* _Kısa soru 1_
Aşağıdaki alıntıda yazar, yazının giriş bölümüne hangi gerçeği kabullenerek başladığını söylüyor?

X

“Hatırladın mı? O zaman yaşa!”

Şunu hatırladın mı?

Peki ya bunu?

Ahh değil mi, bir de bu vardı?

Peki ya bu?

Tamam kabul, bunu hatırlamayabilirsin.

Ama bunu net hatırlıyorsun, bunlar gördüğün ilk baloncuklardı.

Ya buna ne demeli, ne kadar da çok eğlenmiştiniz. Oysa alt tarafı bahçe hortumundan su içiyordunuz.

Onu görür görmez aşık olmuştun, utansan da hemen dibine sokulmuş ve kahkahalarla gülmüştün.

Ey sevgili okur, ey sevgili çizer, ey sevgili yazar, ey sevgili düşünür, ey sevgili olan herkes ama önce anne ve babalar, ama önce bir zamanlar çocuk olduklarını unutanlar. Sözlerim en çok size, sözlerim en çok kendime.

Daha yazının giriş bölümünde “hepimizin topluma doğduğu” gerçeğini kabullenerek başladığımı belirtmeliyim. Lakin doğduğumuz toplum burada büyük bir önem arz ediyor, o ayrı. Toplum demişken de son zamanlarda insanların kötülüklerine tanıklık edip duruyoruz ve ne kadar kötü olduklarına inanamıyoruz değil mi? Ah canlarım benim, siz ne kadar da masum insanlarsınız öyle! Lütfen her şeyden önce şunu anlayalım; insan dün de kötüydü, insan bugün de kötü yani dünden bugüne değişen hiçbir şey olmadı. Eskiden de içindeki kötülüklere rağmen, iyiliğin dünyayı kurtaracağına inananlar vardı, şimdi de var. Değişen tek şey medeniyet oldu diyeceğim ama onu demeye de dilim varmıyor.

* _Kısa soru 2_
Kayıtların en başından "point-badge-1: POINT 1 — [84, 319, 130, 365]" ifadesini içeren satıra kadar her şeyi, iki uçtaki satırlar da dahil olmak üzere, hiçbir değişiklik yapmadan çıktı olarak verin.

* _Bir düzen veri kümesinden satırlar_

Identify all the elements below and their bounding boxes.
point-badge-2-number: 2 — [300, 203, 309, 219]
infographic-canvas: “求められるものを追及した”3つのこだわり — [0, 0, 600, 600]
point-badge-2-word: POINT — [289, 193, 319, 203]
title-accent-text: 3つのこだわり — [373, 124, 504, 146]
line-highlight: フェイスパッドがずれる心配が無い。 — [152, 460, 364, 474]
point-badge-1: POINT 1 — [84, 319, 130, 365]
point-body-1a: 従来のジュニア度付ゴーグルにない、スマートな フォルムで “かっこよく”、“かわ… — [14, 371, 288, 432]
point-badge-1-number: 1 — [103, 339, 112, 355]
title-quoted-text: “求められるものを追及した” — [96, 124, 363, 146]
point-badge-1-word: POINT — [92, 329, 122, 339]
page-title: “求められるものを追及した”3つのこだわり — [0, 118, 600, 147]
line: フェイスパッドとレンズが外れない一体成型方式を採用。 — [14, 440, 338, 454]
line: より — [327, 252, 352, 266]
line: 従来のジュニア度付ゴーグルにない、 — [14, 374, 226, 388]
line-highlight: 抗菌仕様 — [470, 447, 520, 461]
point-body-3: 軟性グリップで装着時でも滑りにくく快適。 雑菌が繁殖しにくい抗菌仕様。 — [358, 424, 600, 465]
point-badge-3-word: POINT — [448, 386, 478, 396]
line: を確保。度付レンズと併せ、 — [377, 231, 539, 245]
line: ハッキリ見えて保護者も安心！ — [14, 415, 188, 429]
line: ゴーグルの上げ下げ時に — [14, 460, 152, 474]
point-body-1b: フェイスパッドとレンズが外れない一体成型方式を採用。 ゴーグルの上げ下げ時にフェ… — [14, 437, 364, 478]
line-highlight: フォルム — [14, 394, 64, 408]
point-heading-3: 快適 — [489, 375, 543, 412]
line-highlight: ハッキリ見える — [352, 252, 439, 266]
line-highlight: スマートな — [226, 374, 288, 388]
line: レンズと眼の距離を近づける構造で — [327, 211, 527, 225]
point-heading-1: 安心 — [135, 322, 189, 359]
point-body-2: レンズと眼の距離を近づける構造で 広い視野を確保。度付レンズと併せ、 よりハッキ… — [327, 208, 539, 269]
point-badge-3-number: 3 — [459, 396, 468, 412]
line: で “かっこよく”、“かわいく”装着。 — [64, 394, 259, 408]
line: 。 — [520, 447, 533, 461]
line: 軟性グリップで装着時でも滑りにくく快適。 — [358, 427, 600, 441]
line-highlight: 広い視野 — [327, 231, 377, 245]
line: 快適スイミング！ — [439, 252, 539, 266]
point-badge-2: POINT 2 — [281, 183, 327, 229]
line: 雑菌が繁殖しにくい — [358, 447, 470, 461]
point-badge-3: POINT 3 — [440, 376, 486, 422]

* _Doğru sonuç 1_
Hepimizin topluma doğduğu gerçeğini kabullenerek başladığını söylüyor.

* _Doğru sonuç 2_
Identify all the elements below and their bounding boxes.
point-badge-2-number: 2 — [300, 203, 309, 219]
infographic-canvas: “求められるものを追及した”3つのこだわり — [0, 0, 600, 600]
point-badge-2-word: POINT — [289, 193, 319, 203]
title-accent-text: 3つのこだわり — [373, 124, 504, 146]
line-highlight: フェイスパッドがずれる心配が無い。 — [152, 460, 364, 474]
point-badge-1: POINT 1 — [84, 319, 130, 365]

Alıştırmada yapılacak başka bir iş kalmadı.